• Extracted records:
-- start --
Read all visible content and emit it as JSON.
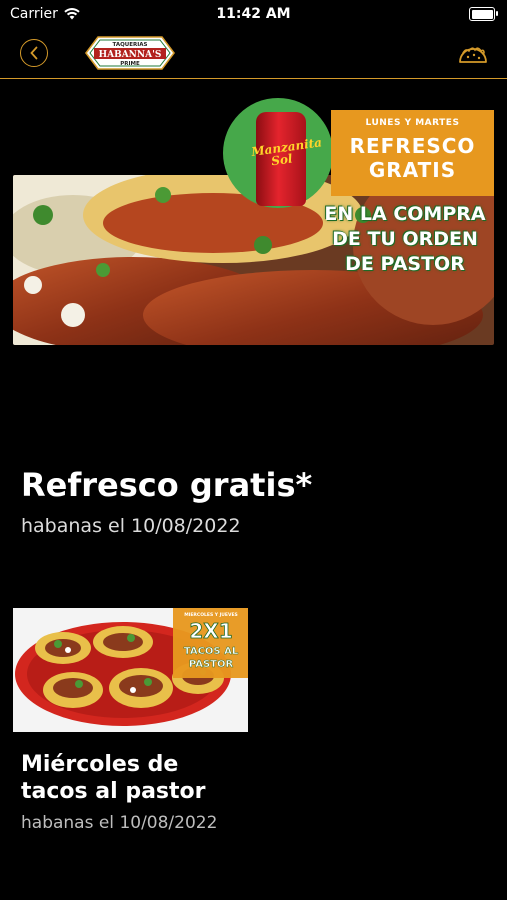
{
  "status_bar": {
    "carrier": "Carrier",
    "time": "11:42 AM"
  },
  "header": {
    "logo": {
      "top": "TAQUERIAS",
      "main": "HABANNA'S",
      "bottom": "PRIME"
    }
  },
  "featured": {
    "banner": {
      "can_brand": "Manzanita Sol",
      "promo_days": "LUNES Y MARTES",
      "promo_line1": "REFRESCO",
      "promo_line2": "GRATIS",
      "promo_detail1": "EN LA COMPRA",
      "promo_detail2": "DE TU ORDEN",
      "promo_detail3": "DE PASTOR"
    },
    "title": "Refresco gratis*",
    "meta": "habanas el 10/08/2022"
  },
  "card": {
    "thumb": {
      "days": "MIERCOLES Y JUEVES",
      "big": "2X1",
      "line1": "TACOS AL",
      "line2": "PASTOR"
    },
    "title_line1": "Miércoles de",
    "title_line2": "tacos al pastor",
    "meta": "habanas el 10/08/2022"
  },
  "colors": {
    "accent": "#d49a2a",
    "promo_orange": "#e7981f",
    "can_green": "#46a84a"
  }
}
-- end --
• Task instructions: Give every record again exactly, apart from the pictures, which stay out.

• Solution to the exercise:
Read all visible content and emit it as JSON.
{
  "status_bar": {
    "carrier": "Carrier",
    "time": "11:42 AM"
  },
  "header": {
    "logo": {
      "top": "TAQUERIAS",
      "main": "HABANNA'S",
      "bottom": "PRIME"
    }
  },
  "featured": {
    "banner": {
      "can_brand": "Manzanita Sol",
      "promo_days": "LUNES Y MARTES",
      "promo_line1": "REFRESCO",
      "promo_line2": "GRATIS",
      "promo_detail1": "EN LA COMPRA",
      "promo_detail2": "DE TU ORDEN",
      "promo_detail3": "DE PASTOR"
    },
    "title": "Refresco gratis*",
    "meta": "habanas el 10/08/2022"
  },
  "card": {
    "thumb": {
      "days": "MIERCOLES Y JUEVES",
      "big": "2X1",
      "line1": "TACOS AL",
      "line2": "PASTOR"
    },
    "title_line1": "Miércoles de",
    "title_line2": "tacos al pastor",
    "meta": "habanas el 10/08/2022"
  },
  "colors": {
    "accent": "#d49a2a",
    "promo_orange": "#e7981f",
    "can_green": "#46a84a"
  }
}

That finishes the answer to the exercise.